begin

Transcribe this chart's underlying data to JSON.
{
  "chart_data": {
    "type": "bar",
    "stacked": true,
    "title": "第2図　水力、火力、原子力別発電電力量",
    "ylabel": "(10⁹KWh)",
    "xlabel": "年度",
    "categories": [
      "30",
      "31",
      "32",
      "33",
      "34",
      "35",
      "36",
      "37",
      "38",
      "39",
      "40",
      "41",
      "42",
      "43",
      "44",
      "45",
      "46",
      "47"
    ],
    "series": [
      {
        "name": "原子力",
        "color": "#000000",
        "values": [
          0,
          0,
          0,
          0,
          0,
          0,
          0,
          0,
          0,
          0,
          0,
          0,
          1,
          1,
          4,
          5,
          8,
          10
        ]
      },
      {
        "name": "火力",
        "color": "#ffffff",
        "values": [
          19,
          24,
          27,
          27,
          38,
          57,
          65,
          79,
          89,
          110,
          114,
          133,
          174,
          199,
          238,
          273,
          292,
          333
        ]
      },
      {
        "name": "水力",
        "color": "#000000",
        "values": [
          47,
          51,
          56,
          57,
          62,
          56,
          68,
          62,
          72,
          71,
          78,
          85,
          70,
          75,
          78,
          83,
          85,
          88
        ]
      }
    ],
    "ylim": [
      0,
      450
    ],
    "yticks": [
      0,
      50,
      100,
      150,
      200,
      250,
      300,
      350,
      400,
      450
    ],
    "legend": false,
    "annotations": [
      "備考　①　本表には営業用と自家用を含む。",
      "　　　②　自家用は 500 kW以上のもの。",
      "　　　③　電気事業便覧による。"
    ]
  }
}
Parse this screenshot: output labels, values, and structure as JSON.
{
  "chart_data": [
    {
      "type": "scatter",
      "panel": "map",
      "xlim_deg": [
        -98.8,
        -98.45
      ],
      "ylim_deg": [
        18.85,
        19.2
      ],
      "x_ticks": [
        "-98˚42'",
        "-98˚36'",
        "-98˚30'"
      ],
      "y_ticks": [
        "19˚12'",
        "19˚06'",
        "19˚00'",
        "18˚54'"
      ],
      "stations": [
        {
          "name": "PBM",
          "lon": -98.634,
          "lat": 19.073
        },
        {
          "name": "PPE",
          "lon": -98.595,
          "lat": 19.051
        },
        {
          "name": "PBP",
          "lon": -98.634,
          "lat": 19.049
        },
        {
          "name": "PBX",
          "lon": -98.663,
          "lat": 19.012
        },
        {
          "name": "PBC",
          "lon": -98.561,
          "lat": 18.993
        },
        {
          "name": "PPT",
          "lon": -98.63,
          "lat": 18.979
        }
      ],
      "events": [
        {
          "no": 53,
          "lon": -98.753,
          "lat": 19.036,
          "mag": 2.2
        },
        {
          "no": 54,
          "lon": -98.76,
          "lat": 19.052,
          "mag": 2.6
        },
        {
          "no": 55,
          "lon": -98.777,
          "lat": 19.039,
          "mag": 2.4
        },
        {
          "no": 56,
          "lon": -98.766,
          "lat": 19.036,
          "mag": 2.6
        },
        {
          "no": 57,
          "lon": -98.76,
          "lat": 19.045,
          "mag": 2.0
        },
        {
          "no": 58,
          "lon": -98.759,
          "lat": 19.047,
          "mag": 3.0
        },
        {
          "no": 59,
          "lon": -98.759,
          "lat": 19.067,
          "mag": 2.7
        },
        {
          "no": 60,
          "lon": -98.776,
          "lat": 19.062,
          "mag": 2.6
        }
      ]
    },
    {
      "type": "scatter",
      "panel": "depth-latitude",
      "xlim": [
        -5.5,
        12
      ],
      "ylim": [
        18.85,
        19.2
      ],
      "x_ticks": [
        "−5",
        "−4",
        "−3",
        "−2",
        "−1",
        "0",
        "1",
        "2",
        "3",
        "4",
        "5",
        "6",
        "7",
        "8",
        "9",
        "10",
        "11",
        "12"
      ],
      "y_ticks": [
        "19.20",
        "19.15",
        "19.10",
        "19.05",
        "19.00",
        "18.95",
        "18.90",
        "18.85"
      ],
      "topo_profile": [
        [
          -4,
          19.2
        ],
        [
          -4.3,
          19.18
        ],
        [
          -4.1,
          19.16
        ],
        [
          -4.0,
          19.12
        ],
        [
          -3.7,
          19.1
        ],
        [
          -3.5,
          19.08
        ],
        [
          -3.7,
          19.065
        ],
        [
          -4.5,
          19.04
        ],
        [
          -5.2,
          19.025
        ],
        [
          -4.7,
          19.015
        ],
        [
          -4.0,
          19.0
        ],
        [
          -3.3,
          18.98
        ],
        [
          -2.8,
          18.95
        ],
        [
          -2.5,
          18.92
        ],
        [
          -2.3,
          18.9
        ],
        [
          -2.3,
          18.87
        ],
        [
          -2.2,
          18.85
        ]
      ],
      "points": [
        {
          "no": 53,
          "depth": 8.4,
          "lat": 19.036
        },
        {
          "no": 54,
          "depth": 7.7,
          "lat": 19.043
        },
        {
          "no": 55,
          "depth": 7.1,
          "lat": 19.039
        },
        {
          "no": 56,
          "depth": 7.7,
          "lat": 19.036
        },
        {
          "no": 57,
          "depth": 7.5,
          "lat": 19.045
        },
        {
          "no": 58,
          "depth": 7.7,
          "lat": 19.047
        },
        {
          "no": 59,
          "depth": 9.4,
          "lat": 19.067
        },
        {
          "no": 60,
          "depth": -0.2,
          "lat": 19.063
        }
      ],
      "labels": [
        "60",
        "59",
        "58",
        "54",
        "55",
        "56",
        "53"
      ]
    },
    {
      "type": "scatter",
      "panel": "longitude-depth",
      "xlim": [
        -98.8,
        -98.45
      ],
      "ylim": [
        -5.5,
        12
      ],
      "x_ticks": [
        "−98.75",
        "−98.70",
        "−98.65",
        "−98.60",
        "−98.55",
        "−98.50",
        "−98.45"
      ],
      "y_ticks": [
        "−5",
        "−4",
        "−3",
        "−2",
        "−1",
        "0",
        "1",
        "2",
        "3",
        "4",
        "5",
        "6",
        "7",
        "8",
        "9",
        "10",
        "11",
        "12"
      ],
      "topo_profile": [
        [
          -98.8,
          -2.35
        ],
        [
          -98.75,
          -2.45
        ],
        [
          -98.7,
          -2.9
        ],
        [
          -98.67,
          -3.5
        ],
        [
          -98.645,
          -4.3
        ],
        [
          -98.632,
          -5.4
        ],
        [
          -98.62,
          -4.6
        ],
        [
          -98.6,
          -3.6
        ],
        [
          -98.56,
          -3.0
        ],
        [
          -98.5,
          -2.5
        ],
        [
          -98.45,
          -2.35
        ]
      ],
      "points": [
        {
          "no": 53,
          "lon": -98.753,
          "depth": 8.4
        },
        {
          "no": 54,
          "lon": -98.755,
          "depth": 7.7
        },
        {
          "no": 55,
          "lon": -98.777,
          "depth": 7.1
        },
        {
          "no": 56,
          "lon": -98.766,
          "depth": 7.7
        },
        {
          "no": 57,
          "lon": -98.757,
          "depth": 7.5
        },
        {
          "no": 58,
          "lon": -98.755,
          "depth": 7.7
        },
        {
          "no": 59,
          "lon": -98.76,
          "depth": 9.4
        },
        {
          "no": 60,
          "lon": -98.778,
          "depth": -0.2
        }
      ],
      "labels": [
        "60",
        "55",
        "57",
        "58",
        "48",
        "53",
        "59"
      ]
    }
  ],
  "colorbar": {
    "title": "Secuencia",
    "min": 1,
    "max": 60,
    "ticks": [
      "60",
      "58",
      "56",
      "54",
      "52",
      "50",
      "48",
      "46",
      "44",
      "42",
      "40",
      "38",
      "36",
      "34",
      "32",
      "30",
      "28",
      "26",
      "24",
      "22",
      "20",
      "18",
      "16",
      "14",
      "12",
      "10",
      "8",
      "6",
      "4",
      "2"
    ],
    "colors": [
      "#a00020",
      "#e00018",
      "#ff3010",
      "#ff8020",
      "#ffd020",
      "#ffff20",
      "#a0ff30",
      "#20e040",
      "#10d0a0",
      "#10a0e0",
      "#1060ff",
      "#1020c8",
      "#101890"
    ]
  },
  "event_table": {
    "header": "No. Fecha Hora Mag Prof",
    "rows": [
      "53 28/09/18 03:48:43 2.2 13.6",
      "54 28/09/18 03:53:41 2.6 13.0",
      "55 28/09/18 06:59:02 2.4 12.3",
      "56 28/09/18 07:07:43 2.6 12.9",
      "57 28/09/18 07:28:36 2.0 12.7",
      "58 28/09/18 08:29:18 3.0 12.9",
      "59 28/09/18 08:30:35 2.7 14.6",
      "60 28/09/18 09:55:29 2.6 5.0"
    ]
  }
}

end

• Requirements: Locate the string "title" in the listing above and copy every line where it occurs.

• Completed task:
    "title": "第2図　水力、火力、原子力別発電電力量",
    "title": "Secuencia",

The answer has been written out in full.